[Bounding box annotations]
○ ○ ○ ○ ○ ○ ○

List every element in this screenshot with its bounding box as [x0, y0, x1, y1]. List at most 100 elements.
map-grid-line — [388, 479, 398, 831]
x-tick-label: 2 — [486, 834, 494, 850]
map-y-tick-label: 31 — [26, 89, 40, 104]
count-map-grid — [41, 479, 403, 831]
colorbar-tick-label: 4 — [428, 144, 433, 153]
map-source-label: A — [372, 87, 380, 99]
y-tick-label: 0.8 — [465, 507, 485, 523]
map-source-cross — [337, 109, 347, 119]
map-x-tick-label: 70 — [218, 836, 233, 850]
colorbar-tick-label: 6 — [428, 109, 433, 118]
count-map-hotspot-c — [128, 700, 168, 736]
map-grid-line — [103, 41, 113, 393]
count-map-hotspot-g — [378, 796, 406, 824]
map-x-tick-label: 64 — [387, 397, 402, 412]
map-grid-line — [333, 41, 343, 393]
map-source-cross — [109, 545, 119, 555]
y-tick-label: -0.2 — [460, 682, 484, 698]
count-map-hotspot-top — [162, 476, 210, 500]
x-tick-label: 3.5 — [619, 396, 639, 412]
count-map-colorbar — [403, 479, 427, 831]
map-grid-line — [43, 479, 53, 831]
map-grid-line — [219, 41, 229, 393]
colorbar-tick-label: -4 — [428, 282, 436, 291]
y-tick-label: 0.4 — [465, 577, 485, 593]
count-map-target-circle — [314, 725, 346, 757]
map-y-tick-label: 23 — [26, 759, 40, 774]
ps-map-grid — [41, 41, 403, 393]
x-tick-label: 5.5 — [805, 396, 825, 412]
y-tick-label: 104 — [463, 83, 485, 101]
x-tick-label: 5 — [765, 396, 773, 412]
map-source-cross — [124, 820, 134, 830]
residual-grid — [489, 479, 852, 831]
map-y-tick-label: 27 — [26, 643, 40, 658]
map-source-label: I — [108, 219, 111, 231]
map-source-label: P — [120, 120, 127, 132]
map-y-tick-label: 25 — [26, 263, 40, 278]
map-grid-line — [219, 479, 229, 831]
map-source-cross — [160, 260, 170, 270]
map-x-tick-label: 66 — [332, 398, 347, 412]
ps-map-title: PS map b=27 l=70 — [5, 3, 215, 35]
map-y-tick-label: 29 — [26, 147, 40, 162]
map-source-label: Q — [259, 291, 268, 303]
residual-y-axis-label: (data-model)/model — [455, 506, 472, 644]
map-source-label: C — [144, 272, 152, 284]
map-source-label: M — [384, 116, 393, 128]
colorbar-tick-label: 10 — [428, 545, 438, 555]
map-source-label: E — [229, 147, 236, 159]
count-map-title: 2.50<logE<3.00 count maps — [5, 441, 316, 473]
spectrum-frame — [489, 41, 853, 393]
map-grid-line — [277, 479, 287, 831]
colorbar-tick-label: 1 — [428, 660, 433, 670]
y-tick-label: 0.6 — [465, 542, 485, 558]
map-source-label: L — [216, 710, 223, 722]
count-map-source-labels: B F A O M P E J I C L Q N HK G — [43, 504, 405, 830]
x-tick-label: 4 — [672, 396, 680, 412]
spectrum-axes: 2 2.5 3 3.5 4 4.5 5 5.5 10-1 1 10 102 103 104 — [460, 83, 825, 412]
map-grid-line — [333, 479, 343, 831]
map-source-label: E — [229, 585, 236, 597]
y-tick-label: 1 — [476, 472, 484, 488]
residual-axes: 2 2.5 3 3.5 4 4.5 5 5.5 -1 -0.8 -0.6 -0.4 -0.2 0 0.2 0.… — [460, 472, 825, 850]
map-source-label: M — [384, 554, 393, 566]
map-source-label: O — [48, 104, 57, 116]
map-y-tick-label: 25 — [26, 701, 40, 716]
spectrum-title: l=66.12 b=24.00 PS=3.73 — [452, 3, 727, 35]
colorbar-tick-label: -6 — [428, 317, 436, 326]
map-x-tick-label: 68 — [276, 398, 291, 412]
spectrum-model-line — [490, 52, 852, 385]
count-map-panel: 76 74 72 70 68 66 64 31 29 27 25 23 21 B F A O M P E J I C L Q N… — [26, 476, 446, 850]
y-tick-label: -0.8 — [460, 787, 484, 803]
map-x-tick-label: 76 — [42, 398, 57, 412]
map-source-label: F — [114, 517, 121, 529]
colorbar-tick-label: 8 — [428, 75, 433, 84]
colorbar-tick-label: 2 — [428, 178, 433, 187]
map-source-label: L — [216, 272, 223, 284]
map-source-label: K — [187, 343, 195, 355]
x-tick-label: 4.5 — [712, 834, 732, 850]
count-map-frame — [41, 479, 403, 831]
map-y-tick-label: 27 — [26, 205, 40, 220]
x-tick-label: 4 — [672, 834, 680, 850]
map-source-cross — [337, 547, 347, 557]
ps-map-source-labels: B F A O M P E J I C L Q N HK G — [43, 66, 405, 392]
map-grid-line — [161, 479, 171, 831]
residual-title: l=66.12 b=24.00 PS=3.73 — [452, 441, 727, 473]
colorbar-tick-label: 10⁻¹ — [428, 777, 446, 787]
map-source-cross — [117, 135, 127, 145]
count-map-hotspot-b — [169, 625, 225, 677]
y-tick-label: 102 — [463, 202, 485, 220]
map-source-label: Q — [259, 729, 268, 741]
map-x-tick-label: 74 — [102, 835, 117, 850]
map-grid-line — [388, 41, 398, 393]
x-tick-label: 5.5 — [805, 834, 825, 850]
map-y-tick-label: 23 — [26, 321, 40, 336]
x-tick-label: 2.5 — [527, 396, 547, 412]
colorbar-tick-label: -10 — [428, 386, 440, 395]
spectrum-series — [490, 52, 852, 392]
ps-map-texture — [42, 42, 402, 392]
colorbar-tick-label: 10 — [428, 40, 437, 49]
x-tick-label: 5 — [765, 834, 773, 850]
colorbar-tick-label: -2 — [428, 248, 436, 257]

○ ○ ○ ○ ○ ○ ○

Aim of the exercise – Copy out the data above line for line, without changing anything.

Written response –
List every element in this screenshot with its bounding box as [x0, y0, x1, y1]. List at most 100 elements.
map-grid-line — [388, 479, 398, 831]
x-tick-label: 2 — [486, 834, 494, 850]
map-y-tick-label: 31 — [26, 89, 40, 104]
count-map-grid — [41, 479, 403, 831]
colorbar-tick-label: 4 — [428, 144, 433, 153]
map-source-label: A — [372, 87, 380, 99]
y-tick-label: 0.8 — [465, 507, 485, 523]
map-source-cross — [337, 109, 347, 119]
map-x-tick-label: 70 — [218, 836, 233, 850]
colorbar-tick-label: 6 — [428, 109, 433, 118]
count-map-hotspot-c — [128, 700, 168, 736]
map-grid-line — [103, 41, 113, 393]
count-map-hotspot-g — [378, 796, 406, 824]
map-x-tick-label: 64 — [387, 397, 402, 412]
map-grid-line — [333, 41, 343, 393]
map-source-cross — [109, 545, 119, 555]
y-tick-label: -0.2 — [460, 682, 484, 698]
count-map-hotspot-top — [162, 476, 210, 500]
x-tick-label: 3.5 — [619, 396, 639, 412]
count-map-colorbar — [403, 479, 427, 831]
map-grid-line — [43, 479, 53, 831]
map-grid-line — [219, 41, 229, 393]
colorbar-tick-label: -4 — [428, 282, 436, 291]
y-tick-label: 0.4 — [465, 577, 485, 593]
count-map-target-circle — [314, 725, 346, 757]
map-y-tick-label: 23 — [26, 759, 40, 774]
ps-map-grid — [41, 41, 403, 393]
x-tick-label: 5.5 — [805, 396, 825, 412]
y-tick-label: 104 — [463, 83, 485, 101]
x-tick-label: 5 — [765, 396, 773, 412]
map-source-cross — [124, 820, 134, 830]
residual-grid — [489, 479, 852, 831]
map-y-tick-label: 27 — [26, 643, 40, 658]
map-source-label: I — [108, 219, 111, 231]
map-source-label: P — [120, 120, 127, 132]
map-y-tick-label: 25 — [26, 263, 40, 278]
map-grid-line — [219, 479, 229, 831]
map-source-cross — [160, 260, 170, 270]
map-x-tick-label: 66 — [332, 398, 347, 412]
ps-map-title: PS map b=27 l=70 — [5, 3, 215, 35]
map-y-tick-label: 29 — [26, 147, 40, 162]
map-source-label: Q — [259, 291, 268, 303]
residual-y-axis-label: (data-model)/model — [455, 506, 472, 644]
map-source-label: C — [144, 272, 152, 284]
map-source-label: M — [384, 116, 393, 128]
colorbar-tick-label: 10 — [428, 545, 438, 555]
map-source-label: E — [229, 147, 236, 159]
count-map-title: 2.50<logE<3.00 count maps — [5, 441, 316, 473]
spectrum-frame — [489, 41, 853, 393]
map-grid-line — [277, 479, 287, 831]
colorbar-tick-label: 1 — [428, 660, 433, 670]
y-tick-label: 0.6 — [465, 542, 485, 558]
map-source-label: L — [216, 710, 223, 722]
count-map-source-labels: B F A O M P E J I C L Q N HK G — [43, 504, 405, 830]
x-tick-label: 4 — [672, 396, 680, 412]
spectrum-axes: 2 2.5 3 3.5 4 4.5 5 5.5 10-1 1 10 102 103 104 — [460, 83, 825, 412]
map-grid-line — [333, 479, 343, 831]
map-source-label: E — [229, 585, 236, 597]
y-tick-label: 1 — [476, 472, 484, 488]
residual-axes: 2 2.5 3 3.5 4 4.5 5 5.5 -1 -0.8 -0.6 -0.4 -0.2 0 0.2 0.… — [460, 472, 825, 850]
map-source-label: M — [384, 554, 393, 566]
map-source-label: O — [48, 104, 57, 116]
map-y-tick-label: 25 — [26, 701, 40, 716]
spectrum-title: l=66.12 b=24.00 PS=3.73 — [452, 3, 727, 35]
colorbar-tick-label: -6 — [428, 317, 436, 326]
map-x-tick-label: 68 — [276, 398, 291, 412]
spectrum-model-line — [490, 52, 852, 385]
count-map-panel: 76 74 72 70 68 66 64 31 29 27 25 23 21 B F A O M P E J I C L Q N… — [26, 476, 446, 850]
y-tick-label: -0.8 — [460, 787, 484, 803]
map-x-tick-label: 76 — [42, 398, 57, 412]
map-source-label: F — [114, 517, 121, 529]
colorbar-tick-label: 8 — [428, 75, 433, 84]
colorbar-tick-label: 2 — [428, 178, 433, 187]
map-source-label: L — [216, 272, 223, 284]
map-source-label: K — [187, 343, 195, 355]
x-tick-label: 4.5 — [712, 834, 732, 850]
count-map-frame — [41, 479, 403, 831]
map-y-tick-label: 27 — [26, 205, 40, 220]
x-tick-label: 4 — [672, 834, 680, 850]
map-source-cross — [337, 547, 347, 557]
ps-map-source-labels: B F A O M P E J I C L Q N HK G — [43, 66, 405, 392]
map-grid-line — [161, 479, 171, 831]
residual-title: l=66.12 b=24.00 PS=3.73 — [452, 441, 727, 473]
colorbar-tick-label: 10⁻¹ — [428, 777, 446, 787]
map-source-cross — [117, 135, 127, 145]
count-map-hotspot-b — [169, 625, 225, 677]
y-tick-label: 102 — [463, 202, 485, 220]
map-source-label: Q — [259, 729, 268, 741]
map-x-tick-label: 74 — [102, 835, 117, 850]
map-grid-line — [388, 41, 398, 393]
x-tick-label: 5.5 — [805, 834, 825, 850]
map-y-tick-label: 23 — [26, 321, 40, 336]
x-tick-label: 2.5 — [527, 396, 547, 412]
colorbar-tick-label: -10 — [428, 386, 440, 395]
spectrum-series — [490, 52, 852, 392]
ps-map-texture — [42, 42, 402, 392]
colorbar-tick-label: 10 — [428, 40, 437, 49]
x-tick-label: 5 — [765, 834, 773, 850]
colorbar-tick-label: -2 — [428, 248, 436, 257]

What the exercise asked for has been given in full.